(Given passage)
Add ITT physics engine (960 lines): PhiField, ρ_q, SigmaResidue, Fan Signatures, rule learning, FieldInvariants — 47/400 solved

itt_solver/itt_engine.py

@@ -6,8 +6,8 @@ Pure implementation of the Intent Tensor Theory solver, ported from
 Sensei-Intent-Tensor/0.0_ARC_AGI (ITT_PURE_SOLVER.py v4).
 
 Phases 1-7 of the ITT integration:
-  1. PhiField dual-field (Φ_q + Φ̃)
-  2. ρ_q boundary charge with physics-derived threshold
+  1. PhiField dual-field (Phi_q + Phi_tilde)
+  2. rho_q boundary charge with physics-derived threshold
   3. SigmaResidue change typing
   4. Fan Signature 6-bit classifier
   5. TransformationRule.learn()
@@ -18,3 +18,481 @@ References:
   - https://github.com/Sensei-Intent-Tensor/0.0_ARC_AGI
   - https://zenodo.org/records/18077258
 """
+
+import numpy as np
+from typing import Dict, List, Tuple, Optional, Set, Any
+from dataclasses import dataclass, field
+from collections import deque, Counter
+from math import gcd
+from functools import reduce
+
+
+class PhiField:
+    """Dual-Field: Phi_q (int semantics) + Phi_tilde (smooth float operators)."""
+
+    def __init__(self, data):
+        arr = np.array(data, dtype=np.float64)
+        self._q = np.rint(arr).astype(np.int32)
+        self._tilde = self._compute_smooth(self._q)
+
+    @staticmethod
+    def _compute_smooth(q, iters=2):
+        x = q.astype(np.float64)
+        h, w = x.shape
+        for _ in range(iters):
+            new_x = x.copy()

(Bounding box annotations)
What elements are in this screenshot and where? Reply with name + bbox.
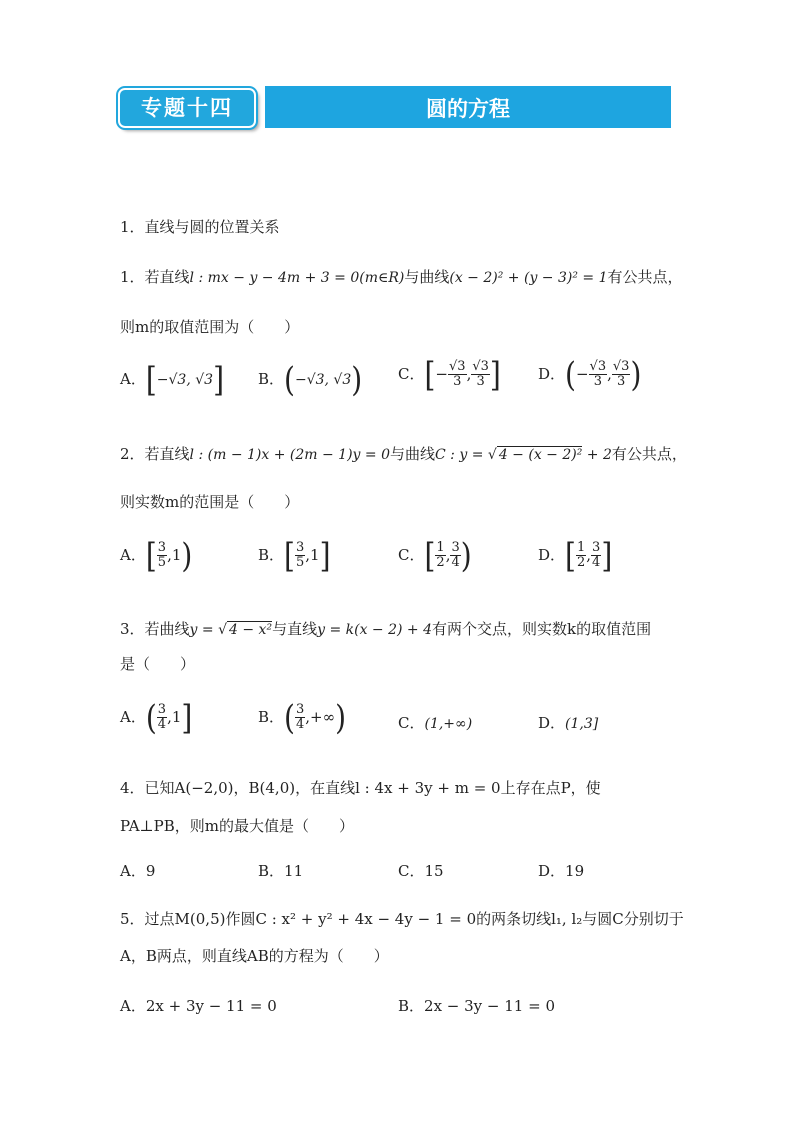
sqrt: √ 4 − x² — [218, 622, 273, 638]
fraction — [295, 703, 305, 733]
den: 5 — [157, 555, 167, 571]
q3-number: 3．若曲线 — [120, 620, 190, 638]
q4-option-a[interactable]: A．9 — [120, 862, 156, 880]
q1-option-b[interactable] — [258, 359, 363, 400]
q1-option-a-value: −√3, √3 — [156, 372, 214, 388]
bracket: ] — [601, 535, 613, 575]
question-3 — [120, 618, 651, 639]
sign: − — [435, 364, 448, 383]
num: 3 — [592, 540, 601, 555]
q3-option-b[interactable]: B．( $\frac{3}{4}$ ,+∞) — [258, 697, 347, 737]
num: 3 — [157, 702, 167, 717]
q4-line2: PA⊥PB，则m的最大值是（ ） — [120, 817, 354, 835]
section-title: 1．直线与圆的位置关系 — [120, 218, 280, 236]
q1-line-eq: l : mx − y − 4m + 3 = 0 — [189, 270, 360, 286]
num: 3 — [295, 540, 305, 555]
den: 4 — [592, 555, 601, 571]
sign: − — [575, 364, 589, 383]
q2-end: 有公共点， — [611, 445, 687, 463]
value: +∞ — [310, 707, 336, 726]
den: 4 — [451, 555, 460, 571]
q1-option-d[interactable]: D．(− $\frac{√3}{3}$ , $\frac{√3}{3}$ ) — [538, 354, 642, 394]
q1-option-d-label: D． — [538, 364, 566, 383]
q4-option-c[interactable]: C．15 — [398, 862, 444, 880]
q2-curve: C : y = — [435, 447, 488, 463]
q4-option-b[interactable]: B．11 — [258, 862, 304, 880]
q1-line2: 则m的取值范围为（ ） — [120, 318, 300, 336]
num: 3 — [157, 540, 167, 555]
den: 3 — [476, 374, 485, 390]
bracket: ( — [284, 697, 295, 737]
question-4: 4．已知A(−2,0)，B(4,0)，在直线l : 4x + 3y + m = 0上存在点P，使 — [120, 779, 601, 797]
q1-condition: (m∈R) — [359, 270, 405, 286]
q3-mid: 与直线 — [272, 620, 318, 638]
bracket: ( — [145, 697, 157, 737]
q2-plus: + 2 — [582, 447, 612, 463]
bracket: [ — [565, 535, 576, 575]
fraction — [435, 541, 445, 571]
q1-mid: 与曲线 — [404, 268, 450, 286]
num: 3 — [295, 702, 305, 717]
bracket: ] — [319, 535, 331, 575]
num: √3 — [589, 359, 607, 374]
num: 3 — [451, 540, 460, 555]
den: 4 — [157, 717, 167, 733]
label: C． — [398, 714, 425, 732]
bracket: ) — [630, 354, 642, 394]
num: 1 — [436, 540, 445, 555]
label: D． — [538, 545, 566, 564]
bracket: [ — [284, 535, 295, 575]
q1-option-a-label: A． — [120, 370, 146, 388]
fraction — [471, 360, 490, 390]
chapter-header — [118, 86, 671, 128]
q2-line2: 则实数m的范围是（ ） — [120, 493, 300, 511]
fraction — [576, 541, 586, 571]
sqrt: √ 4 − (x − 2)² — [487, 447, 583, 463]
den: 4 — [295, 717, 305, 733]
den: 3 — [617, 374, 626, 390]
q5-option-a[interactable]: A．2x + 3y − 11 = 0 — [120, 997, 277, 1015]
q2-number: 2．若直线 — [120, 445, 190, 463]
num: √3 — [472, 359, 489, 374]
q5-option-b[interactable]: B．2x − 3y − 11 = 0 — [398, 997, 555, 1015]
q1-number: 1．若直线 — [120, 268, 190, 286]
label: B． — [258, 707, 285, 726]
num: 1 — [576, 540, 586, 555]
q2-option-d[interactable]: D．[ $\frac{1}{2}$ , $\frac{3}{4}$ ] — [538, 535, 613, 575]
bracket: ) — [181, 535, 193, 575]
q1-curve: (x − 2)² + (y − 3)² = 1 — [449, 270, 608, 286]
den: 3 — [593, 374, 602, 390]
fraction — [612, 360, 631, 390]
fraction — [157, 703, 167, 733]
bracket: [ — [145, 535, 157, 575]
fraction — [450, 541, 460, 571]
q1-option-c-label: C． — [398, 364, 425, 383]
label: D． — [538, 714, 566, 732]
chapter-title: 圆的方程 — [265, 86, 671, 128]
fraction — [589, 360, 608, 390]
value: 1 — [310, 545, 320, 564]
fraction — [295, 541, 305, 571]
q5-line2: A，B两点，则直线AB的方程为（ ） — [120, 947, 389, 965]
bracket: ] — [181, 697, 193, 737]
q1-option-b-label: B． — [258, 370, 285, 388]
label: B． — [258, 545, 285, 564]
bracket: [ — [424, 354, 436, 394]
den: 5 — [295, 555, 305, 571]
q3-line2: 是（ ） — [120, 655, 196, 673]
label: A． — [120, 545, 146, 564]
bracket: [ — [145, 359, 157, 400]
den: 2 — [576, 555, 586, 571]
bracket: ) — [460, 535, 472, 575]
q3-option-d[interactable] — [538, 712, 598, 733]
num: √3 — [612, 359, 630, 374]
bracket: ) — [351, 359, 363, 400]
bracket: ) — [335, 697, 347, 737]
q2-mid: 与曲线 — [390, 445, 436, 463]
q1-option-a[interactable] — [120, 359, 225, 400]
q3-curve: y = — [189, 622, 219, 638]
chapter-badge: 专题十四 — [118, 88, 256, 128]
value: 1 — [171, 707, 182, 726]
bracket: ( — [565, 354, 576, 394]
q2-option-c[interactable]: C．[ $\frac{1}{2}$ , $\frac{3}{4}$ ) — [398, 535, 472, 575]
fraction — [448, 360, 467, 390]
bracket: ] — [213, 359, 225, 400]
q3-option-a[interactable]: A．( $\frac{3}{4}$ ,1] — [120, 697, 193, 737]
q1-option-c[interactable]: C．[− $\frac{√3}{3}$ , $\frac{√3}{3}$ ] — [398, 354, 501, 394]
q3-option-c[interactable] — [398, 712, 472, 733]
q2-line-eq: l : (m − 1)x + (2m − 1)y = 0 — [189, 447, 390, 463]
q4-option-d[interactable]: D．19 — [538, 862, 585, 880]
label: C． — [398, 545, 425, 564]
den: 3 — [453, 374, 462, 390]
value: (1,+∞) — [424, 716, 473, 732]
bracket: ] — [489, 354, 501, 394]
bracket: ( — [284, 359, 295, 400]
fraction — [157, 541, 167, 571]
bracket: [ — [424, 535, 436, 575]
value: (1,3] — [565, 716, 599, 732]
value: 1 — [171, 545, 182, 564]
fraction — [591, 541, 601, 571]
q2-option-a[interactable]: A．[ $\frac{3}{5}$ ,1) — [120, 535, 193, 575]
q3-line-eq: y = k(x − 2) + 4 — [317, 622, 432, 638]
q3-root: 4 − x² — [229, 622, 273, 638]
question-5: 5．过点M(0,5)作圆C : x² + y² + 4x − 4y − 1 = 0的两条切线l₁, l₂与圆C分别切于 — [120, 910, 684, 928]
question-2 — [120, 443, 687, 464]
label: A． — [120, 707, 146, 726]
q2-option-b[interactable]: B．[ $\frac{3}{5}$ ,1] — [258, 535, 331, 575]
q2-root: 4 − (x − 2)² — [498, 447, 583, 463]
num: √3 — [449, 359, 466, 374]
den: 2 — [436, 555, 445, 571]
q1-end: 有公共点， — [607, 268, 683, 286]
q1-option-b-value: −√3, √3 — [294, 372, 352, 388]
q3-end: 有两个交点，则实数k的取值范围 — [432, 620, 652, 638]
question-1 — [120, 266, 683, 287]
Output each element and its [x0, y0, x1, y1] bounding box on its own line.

---

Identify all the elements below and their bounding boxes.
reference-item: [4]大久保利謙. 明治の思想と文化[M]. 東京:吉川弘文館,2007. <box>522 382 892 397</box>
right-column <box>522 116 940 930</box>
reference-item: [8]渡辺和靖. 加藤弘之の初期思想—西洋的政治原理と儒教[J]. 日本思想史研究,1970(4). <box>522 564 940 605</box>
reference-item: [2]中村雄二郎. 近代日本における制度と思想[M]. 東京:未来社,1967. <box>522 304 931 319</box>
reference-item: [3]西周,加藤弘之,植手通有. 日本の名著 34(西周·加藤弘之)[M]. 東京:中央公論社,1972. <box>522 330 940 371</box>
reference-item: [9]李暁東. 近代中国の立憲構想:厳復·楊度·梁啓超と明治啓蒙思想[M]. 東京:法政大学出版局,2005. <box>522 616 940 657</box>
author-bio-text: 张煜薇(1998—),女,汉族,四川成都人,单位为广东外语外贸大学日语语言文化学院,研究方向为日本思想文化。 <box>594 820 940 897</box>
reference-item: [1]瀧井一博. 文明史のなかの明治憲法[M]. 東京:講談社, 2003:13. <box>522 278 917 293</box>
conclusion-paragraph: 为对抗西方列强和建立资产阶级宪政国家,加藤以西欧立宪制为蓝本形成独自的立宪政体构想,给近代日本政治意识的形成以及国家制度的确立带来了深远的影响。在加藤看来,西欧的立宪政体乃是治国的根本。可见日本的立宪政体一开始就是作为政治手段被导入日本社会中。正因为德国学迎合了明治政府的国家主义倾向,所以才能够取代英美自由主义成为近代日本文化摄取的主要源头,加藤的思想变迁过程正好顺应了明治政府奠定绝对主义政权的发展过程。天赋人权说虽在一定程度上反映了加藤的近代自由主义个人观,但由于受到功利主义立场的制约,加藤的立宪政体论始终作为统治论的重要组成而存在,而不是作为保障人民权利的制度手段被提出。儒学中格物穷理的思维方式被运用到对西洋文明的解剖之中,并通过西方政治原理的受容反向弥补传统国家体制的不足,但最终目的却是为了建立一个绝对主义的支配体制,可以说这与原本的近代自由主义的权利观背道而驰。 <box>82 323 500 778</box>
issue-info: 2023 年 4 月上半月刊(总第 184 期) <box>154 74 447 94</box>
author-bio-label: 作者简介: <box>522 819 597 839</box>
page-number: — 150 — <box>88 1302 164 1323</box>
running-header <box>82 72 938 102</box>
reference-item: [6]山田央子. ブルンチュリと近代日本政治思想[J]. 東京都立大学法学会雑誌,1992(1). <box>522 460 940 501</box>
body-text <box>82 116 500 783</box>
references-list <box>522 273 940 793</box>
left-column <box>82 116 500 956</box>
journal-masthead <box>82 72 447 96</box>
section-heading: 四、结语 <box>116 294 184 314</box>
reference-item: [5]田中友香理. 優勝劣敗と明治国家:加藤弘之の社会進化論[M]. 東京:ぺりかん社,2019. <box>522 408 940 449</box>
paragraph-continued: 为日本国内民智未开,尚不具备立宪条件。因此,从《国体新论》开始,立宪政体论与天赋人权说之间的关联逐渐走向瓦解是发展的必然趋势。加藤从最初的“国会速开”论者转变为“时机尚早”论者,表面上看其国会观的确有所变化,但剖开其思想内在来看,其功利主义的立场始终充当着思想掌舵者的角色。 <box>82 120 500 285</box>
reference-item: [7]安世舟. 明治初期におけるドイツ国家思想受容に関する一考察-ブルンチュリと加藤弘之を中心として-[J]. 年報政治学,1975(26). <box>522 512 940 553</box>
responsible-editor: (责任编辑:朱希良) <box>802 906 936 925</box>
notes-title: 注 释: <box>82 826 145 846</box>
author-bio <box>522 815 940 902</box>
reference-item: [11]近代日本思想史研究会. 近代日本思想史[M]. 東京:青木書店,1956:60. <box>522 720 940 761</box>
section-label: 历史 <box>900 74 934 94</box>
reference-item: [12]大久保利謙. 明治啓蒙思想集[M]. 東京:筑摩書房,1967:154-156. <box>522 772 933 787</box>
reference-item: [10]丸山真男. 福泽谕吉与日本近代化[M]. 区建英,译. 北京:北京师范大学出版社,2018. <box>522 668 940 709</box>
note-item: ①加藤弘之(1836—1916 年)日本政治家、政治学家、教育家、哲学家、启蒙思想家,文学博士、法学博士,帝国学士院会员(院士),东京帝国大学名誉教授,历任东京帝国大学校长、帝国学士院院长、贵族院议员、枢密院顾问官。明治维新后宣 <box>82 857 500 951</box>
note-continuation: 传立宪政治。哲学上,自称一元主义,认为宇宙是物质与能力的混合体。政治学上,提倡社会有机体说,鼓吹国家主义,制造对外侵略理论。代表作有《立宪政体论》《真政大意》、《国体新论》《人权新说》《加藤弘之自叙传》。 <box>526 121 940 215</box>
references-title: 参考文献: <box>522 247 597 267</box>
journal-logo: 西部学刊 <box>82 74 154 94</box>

==

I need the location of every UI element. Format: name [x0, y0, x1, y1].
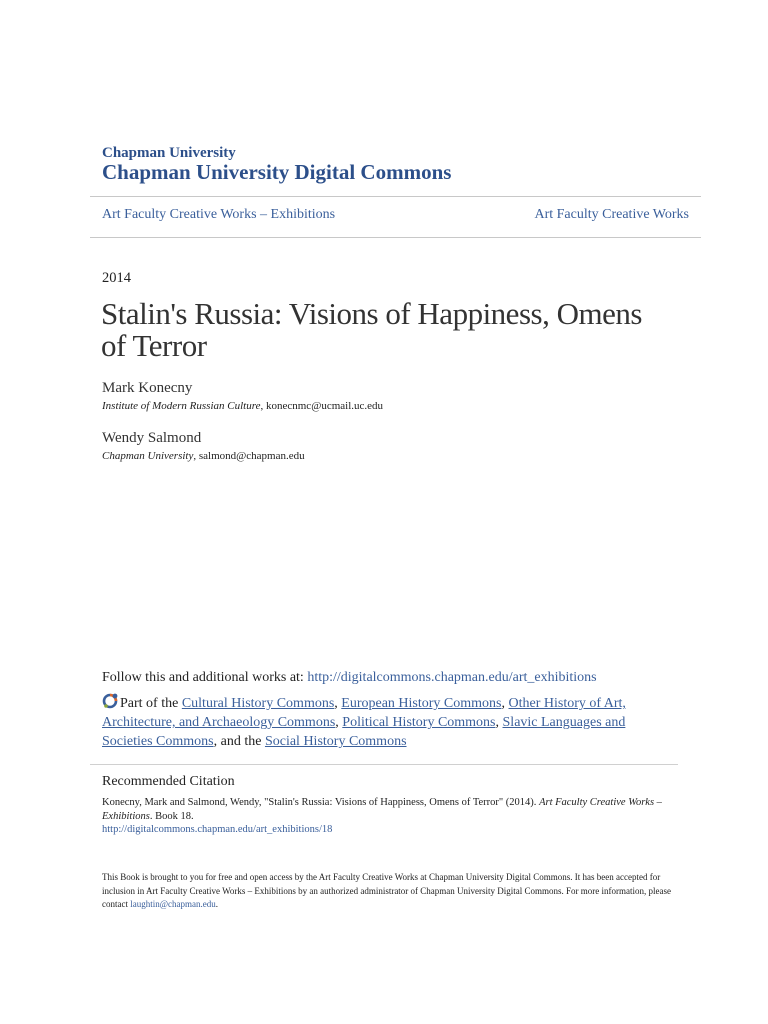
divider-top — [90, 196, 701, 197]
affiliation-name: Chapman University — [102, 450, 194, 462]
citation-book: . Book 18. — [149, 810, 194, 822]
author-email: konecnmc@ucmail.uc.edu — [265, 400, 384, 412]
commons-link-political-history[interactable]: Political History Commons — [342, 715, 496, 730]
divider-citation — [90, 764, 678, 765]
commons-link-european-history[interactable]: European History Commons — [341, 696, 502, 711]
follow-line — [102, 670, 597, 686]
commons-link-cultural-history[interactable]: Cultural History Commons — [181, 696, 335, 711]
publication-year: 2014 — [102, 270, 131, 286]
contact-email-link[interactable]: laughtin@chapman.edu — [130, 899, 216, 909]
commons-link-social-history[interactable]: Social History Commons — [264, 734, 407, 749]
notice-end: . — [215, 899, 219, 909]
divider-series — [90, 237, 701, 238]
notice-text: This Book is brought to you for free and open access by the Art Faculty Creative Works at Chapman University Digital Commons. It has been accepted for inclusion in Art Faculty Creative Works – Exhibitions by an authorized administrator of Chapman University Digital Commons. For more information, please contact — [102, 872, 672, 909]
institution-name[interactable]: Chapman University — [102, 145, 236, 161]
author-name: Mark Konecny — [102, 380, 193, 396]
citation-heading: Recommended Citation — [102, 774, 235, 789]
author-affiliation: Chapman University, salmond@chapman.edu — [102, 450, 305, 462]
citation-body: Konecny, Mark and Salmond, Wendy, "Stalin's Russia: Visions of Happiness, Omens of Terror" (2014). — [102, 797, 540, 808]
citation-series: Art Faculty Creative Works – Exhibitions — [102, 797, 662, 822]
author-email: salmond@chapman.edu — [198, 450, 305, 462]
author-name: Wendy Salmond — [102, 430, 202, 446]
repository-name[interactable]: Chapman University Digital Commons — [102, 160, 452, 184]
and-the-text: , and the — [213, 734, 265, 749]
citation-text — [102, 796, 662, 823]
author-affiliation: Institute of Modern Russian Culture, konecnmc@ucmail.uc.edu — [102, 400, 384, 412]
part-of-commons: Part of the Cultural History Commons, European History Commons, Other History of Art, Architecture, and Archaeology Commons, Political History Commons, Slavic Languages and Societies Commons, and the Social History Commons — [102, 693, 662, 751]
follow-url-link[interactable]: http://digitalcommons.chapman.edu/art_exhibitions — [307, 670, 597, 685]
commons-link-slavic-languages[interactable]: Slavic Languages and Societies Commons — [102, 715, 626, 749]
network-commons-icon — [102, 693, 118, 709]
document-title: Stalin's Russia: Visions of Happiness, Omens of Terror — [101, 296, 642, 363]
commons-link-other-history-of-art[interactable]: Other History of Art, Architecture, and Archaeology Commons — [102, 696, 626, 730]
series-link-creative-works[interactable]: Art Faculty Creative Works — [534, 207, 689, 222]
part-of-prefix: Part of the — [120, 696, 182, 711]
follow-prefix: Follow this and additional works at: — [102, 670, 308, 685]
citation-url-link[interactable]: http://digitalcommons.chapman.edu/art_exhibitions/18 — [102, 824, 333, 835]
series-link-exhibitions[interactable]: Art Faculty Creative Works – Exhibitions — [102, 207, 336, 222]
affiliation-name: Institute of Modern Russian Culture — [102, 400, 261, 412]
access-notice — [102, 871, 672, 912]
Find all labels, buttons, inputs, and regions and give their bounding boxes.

(List of tasks)
1. Answer these questions about the diff:
(a) How many lines does the title say the engine contains?
(b) Which version of ITT_PURE_SOLVER.py was the solver ported from?
(c) What default value does _compute_smooth give to iters?
2. Please arrange as a JSON list of strings the part of the listing that opens with the line containing "Identify all the" and closes with the line containing "reference-item: [1]瀧井一博. 文明史のなかの明治憲法[M].", one string per line, leaving out blank lines.
The listing has no connection to the diff.

(Responses per task)
1.
(a) 960 lines
(b) v4
(c) 2

2.
[
  "Identify all the elements below and their bounding boxes.",
  "reference-item: [4]大久保利謙. 明治の思想と文化[M]. 東京:吉川弘文館,2007. <box>522 382 892 397</box>",
  "right-column <box>522 116 940 930</box>",
  "reference-item: [8]渡辺和靖. 加藤弘之の初期思想—西洋的政治原理と儒教[J]. 日本思想史研究,1970(4). <box>522 564 940 605</box>",
  "reference-item: [2]中村雄二郎. 近代日本における制度と思想[M]. 東京:未来社,1967. <box>522 304 931 319</box>",
  "reference-item: [3]西周,加藤弘之,植手通有. 日本の名著 34(西周·加藤弘之)[M]. 東京:中央公論社,1972. <box>522 330 940 371</box>",
  "reference-item: [9]李暁東. 近代中国の立憲構想:厳復·楊度·梁啓超と明治啓蒙思想[M]. 東京:法政大学出版局,2005. <box>522 616 940 657</box>",
  "author-bio-text: 张煜薇(1998—),女,汉族,四川成都人,单位为广东外语外贸大学日语语言文化学院,研究方向为日本思想文化。 <box>594 820 940 897</box>",
  "reference-item: [1]瀧井一博. 文明史のなかの明治憲法[M]. 東京:講談社, 2003:13. <box>522 278 917 293</box>"
]